**Exercise details:**
Identify the lines that contain the word "matebook" and copy each one.

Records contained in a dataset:
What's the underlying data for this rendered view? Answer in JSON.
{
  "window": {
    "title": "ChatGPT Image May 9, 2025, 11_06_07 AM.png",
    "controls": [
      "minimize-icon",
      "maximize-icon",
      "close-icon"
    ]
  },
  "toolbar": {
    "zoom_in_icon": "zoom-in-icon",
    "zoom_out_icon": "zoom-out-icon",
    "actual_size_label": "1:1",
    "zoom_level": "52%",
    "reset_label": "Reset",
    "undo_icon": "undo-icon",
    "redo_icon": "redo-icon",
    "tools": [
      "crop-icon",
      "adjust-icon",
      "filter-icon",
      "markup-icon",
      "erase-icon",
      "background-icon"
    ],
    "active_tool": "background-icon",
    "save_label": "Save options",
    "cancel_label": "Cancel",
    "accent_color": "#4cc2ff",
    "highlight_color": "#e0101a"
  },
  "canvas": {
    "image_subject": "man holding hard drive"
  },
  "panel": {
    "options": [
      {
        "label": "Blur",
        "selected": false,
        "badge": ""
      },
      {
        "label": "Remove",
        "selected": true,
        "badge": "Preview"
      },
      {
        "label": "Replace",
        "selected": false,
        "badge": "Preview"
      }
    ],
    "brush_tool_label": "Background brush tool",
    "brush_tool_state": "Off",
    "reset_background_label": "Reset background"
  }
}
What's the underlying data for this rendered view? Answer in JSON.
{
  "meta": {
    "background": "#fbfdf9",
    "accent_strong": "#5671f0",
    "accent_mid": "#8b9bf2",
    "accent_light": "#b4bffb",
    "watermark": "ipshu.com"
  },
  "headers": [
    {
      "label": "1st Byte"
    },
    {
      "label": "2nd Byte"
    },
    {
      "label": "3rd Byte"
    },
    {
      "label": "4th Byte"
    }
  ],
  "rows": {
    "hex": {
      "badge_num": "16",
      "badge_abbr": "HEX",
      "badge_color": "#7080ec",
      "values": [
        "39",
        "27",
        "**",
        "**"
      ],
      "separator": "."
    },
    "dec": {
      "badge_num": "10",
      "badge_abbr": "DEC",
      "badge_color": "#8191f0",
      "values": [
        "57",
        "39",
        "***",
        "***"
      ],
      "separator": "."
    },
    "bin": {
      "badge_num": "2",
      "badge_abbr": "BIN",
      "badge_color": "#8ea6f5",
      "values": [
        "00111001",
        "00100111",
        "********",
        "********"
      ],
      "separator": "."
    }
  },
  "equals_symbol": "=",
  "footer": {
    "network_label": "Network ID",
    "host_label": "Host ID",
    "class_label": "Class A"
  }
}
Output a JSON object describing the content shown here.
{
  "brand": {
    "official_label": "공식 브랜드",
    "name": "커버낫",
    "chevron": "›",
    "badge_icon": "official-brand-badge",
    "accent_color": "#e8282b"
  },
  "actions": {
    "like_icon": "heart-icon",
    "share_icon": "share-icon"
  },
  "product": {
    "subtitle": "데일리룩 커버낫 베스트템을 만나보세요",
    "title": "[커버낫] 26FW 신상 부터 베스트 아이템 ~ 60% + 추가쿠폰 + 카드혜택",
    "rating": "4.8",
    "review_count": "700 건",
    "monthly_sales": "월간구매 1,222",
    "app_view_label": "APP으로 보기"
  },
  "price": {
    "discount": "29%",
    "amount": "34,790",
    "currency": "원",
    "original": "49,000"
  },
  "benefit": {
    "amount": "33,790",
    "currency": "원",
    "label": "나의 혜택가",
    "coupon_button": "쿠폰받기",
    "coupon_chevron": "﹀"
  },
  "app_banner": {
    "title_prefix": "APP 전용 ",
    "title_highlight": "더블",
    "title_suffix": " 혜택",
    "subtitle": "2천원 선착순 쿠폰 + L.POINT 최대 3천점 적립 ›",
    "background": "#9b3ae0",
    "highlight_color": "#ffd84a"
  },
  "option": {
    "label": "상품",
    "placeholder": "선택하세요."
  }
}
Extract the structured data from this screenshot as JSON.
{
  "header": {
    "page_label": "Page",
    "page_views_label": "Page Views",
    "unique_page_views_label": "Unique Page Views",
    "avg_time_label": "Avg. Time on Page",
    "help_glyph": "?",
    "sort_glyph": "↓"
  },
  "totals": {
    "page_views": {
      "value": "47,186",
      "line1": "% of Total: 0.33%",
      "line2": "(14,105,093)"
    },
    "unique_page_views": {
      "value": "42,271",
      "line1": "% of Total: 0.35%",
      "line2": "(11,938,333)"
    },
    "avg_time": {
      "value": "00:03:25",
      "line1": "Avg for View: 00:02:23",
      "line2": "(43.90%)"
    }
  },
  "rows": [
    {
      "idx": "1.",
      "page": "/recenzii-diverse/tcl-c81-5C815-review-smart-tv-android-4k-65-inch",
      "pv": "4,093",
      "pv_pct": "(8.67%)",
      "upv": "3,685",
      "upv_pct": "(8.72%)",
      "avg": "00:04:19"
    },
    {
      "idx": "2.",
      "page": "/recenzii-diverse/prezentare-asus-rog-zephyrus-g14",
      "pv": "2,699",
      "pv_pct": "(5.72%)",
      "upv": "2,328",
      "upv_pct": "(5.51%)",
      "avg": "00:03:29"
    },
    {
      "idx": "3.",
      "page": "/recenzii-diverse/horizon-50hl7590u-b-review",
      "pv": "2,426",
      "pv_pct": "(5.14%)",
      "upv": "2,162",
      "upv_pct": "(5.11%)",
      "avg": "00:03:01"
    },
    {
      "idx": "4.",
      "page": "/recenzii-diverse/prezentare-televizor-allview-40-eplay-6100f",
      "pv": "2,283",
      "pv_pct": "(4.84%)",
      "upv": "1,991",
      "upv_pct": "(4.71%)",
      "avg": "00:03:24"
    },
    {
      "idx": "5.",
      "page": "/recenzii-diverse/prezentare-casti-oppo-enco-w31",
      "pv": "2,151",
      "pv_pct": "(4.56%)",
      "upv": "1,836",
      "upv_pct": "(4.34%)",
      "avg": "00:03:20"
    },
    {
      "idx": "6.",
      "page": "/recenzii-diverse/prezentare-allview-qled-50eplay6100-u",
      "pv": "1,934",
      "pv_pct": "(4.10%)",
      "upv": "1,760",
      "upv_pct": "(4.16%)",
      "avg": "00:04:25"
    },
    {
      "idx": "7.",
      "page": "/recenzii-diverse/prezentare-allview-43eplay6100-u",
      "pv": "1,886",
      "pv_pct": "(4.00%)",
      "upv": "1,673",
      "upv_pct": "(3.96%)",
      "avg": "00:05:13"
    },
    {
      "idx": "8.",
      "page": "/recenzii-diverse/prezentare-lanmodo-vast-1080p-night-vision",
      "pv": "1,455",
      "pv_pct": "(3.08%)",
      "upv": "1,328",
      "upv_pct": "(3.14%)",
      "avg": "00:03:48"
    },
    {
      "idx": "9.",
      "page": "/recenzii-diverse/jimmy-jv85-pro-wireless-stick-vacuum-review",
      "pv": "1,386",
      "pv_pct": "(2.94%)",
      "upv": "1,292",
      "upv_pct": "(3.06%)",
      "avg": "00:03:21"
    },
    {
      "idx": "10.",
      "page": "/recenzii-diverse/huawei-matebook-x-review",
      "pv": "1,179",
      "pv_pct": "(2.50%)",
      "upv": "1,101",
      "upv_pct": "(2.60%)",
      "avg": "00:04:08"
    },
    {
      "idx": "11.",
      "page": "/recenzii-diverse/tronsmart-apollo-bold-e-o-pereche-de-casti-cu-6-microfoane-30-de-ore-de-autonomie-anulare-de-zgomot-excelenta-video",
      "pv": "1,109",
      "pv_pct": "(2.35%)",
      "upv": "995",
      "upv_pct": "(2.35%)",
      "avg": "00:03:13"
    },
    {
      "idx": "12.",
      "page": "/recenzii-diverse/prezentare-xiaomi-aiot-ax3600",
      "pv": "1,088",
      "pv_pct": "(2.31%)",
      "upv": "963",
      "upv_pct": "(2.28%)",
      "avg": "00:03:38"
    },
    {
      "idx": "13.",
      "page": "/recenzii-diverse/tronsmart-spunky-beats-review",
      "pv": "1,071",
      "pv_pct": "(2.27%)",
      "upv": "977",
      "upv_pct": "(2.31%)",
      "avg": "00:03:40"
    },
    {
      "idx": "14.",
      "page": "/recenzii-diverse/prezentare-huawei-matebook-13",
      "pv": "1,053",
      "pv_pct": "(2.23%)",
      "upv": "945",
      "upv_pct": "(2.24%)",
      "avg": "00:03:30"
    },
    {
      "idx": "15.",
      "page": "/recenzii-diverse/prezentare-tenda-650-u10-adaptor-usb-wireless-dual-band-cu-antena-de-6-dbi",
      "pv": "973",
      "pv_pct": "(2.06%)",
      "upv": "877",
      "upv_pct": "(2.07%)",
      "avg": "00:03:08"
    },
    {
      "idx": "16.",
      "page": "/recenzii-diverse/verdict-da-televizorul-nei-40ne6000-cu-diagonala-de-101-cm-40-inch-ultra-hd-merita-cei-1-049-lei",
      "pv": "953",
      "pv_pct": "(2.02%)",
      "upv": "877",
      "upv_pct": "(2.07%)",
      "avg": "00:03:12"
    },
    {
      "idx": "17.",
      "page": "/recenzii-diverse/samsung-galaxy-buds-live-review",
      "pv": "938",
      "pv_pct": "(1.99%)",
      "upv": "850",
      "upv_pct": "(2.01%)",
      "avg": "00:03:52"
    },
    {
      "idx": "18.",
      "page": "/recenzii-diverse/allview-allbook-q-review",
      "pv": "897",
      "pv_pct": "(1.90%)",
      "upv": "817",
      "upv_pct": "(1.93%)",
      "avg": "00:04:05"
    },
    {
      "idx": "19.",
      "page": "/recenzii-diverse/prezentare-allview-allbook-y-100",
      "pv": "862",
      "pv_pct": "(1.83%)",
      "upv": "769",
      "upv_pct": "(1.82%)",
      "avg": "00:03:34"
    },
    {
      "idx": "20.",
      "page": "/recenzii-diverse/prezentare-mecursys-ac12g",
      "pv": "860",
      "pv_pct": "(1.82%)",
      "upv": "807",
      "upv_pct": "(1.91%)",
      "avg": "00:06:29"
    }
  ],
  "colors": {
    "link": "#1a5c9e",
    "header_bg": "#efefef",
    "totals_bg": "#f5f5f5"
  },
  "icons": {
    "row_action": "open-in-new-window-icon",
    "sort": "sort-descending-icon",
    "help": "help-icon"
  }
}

**Response:**
      "page": "/recenzii-diverse/huawei-matebook-x-review",
      "page": "/recenzii-diverse/prezentare-huawei-matebook-13",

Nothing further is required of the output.